• **Exercise goal**
Return the entries below in their exact form, leaving the pictures out.

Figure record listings

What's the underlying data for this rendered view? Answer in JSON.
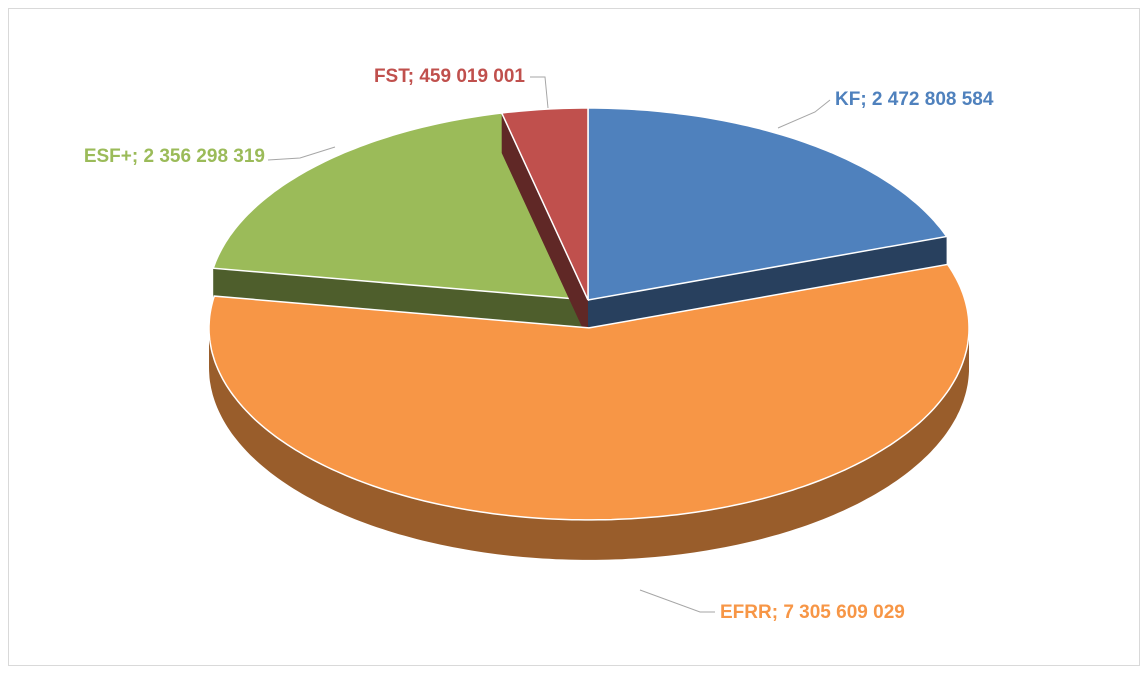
{
  "chart_data": {
    "type": "pie",
    "values": [
      2472808584,
      7305609029,
      2356298319,
      459019001
    ],
    "value_labels": [
      "KF; 2 472 808 584",
      "EFRR; 7 305 609 029",
      "ESF+; 2 356 298 319",
      "FST; 459 019 001"
    ],
    "colors": [
      "#4f81bd",
      "#f79646",
      "#9bbb59",
      "#c0504d"
    ]
  }
}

• **Response to this task**
What's the underlying data for this rendered view? Answer in JSON.
{
  "chart_data": {
    "type": "pie",
    "values": [
      2472808584,
      7305609029,
      2356298319,
      459019001
    ],
    "value_labels": [
      "KF; 2 472 808 584",
      "EFRR; 7 305 609 029",
      "ESF+; 2 356 298 319",
      "FST; 459 019 001"
    ],
    "colors": [
      "#4f81bd",
      "#f79646",
      "#9bbb59",
      "#c0504d"
    ]
  }
}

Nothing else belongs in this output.